▼
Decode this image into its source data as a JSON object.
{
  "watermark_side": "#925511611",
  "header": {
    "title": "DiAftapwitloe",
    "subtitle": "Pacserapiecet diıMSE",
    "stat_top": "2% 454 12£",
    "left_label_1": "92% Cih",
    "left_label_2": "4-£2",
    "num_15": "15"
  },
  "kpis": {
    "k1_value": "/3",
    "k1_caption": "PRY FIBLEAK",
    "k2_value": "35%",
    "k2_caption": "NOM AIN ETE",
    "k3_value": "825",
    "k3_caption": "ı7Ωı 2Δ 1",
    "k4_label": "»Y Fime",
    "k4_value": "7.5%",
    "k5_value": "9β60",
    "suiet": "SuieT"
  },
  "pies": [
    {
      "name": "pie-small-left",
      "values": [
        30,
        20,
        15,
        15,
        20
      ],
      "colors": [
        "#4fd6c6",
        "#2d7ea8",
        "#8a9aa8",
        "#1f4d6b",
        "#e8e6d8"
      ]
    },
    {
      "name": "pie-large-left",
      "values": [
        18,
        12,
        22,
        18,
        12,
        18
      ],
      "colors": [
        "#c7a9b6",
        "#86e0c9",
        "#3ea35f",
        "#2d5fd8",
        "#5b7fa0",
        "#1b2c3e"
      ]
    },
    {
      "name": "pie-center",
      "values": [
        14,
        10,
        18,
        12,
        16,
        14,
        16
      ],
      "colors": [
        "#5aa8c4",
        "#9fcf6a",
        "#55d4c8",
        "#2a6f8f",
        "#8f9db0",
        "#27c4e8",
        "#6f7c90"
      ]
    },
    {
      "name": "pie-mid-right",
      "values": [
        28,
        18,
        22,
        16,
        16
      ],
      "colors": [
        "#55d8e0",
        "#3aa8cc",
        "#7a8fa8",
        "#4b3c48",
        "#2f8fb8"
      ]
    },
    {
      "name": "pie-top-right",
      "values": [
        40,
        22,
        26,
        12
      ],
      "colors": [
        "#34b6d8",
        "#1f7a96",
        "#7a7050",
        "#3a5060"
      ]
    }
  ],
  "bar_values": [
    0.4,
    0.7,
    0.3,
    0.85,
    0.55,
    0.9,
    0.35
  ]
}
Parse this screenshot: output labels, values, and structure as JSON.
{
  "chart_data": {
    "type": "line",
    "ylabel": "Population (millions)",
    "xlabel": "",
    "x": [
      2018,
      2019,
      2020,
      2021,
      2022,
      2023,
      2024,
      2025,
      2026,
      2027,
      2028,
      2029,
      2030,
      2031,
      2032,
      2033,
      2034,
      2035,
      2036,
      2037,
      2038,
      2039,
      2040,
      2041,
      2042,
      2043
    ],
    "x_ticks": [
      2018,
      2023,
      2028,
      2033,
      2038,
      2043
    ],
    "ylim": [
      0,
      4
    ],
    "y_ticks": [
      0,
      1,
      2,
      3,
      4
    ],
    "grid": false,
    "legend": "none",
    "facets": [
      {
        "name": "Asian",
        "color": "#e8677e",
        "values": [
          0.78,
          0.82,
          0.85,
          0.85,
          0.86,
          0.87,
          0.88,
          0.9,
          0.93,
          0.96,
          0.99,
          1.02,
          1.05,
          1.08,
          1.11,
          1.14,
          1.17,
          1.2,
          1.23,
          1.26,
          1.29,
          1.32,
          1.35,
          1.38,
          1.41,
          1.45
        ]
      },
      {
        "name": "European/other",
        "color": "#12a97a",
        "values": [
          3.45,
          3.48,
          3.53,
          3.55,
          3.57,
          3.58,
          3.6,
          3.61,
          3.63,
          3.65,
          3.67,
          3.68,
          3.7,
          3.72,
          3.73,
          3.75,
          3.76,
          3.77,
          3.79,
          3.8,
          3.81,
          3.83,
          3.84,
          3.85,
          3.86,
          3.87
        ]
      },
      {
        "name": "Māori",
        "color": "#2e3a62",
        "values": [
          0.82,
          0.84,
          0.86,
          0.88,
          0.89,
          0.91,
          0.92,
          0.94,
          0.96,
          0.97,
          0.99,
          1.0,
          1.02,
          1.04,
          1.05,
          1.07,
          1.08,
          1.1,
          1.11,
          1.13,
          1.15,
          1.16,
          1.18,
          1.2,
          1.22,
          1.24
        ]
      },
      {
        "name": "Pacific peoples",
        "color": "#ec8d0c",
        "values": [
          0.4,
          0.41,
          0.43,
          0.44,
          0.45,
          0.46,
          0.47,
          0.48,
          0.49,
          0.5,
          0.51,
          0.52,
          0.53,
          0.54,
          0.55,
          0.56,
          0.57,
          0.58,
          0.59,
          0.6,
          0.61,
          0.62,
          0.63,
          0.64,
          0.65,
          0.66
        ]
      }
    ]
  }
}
▲
§ **What to produce**
Scan the listing above. Gather each line that contains the word "JSON".

§ **Answer to the problem**
Decode this image into its source data as a JSON object.
Parse this screenshot: output labels, values, and structure as JSON.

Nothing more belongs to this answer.